Exercise objective:
Repeat everything from the start of the data down to the line that contains "239, 250, 250]", with that line included.

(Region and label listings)
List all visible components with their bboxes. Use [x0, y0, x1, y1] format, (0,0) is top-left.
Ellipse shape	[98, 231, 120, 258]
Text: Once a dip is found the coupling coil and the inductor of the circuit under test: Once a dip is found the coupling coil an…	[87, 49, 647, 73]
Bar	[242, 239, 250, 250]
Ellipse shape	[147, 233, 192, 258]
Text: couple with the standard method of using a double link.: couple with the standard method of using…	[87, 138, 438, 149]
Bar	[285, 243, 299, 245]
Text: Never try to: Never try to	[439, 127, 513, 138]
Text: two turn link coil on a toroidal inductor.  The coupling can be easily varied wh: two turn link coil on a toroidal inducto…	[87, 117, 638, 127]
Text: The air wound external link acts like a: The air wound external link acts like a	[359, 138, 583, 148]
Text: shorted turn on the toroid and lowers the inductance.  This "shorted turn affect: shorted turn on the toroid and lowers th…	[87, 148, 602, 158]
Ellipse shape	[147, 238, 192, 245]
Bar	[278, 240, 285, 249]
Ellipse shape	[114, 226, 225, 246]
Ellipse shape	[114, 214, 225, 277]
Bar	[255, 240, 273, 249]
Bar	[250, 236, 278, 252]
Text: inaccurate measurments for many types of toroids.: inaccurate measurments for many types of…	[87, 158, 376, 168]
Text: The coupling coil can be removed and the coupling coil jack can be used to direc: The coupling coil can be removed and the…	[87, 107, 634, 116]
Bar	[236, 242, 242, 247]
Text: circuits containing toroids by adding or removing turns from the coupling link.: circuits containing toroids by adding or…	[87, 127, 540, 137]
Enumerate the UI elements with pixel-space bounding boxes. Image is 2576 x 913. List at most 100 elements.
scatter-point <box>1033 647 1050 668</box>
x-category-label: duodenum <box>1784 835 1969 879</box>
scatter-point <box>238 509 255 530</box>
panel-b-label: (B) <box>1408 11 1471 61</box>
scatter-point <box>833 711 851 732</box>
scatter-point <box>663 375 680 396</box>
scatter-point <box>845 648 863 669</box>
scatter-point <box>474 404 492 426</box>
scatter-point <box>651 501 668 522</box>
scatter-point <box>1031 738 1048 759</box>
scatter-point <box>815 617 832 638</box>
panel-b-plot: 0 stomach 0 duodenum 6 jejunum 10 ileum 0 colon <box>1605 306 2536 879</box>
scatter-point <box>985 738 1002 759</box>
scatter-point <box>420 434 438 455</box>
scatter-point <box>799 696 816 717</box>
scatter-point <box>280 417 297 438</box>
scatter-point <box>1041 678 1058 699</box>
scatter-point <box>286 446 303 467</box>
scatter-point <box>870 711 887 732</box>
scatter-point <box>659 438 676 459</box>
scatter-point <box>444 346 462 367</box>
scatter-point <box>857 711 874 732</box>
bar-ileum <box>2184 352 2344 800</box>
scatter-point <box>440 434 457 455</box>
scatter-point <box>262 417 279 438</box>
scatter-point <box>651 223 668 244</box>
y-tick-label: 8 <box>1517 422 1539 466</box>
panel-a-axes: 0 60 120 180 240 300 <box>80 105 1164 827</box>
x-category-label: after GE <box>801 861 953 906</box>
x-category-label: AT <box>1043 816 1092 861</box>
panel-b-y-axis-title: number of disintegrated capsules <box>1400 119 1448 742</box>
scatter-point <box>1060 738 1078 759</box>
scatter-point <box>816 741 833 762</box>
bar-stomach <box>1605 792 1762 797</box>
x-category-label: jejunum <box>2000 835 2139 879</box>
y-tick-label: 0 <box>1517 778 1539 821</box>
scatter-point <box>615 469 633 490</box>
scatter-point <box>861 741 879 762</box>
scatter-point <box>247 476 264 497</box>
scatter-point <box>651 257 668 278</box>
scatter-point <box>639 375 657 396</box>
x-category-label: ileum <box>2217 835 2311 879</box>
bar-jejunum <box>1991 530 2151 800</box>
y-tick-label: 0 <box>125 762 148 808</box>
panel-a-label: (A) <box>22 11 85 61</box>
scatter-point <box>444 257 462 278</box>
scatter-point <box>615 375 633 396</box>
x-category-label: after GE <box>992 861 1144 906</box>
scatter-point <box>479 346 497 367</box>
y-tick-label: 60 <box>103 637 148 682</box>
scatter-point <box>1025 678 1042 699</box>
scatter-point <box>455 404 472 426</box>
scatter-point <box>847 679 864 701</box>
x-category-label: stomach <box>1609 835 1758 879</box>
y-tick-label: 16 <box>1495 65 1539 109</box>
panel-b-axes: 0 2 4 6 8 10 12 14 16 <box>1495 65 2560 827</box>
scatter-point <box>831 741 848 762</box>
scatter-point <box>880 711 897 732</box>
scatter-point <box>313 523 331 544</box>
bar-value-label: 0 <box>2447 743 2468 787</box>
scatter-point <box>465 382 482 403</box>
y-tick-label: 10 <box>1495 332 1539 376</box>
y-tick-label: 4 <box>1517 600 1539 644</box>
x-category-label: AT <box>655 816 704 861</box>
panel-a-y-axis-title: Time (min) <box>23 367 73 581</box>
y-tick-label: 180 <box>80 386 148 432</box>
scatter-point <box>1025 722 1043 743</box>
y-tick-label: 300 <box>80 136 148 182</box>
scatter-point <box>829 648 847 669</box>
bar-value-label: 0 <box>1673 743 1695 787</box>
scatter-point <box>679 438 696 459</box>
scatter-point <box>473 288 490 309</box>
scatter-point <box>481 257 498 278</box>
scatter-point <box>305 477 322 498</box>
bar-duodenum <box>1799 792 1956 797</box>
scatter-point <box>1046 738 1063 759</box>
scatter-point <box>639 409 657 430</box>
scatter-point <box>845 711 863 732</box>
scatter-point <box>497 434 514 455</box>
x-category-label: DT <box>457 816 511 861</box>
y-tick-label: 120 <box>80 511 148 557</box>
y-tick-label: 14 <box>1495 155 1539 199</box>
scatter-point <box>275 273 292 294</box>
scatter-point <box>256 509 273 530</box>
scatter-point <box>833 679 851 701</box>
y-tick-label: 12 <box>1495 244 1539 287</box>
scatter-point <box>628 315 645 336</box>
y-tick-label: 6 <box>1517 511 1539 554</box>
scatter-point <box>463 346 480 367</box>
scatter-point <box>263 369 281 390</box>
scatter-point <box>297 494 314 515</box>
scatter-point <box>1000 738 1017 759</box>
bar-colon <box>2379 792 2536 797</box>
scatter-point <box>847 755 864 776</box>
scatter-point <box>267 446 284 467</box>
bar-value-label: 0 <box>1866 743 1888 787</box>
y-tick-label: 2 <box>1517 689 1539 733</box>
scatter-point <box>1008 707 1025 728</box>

The result:
List all visible components with their bboxes. Use [x0, y0, x1, y1] format, (0,0) is top-left.
Ellipse shape	[98, 231, 120, 258]
Text: Once a dip is found the coupling coil and the inductor of the circuit under test: Once a dip is found the coupling coil an…	[87, 49, 647, 73]
Bar	[242, 239, 250, 250]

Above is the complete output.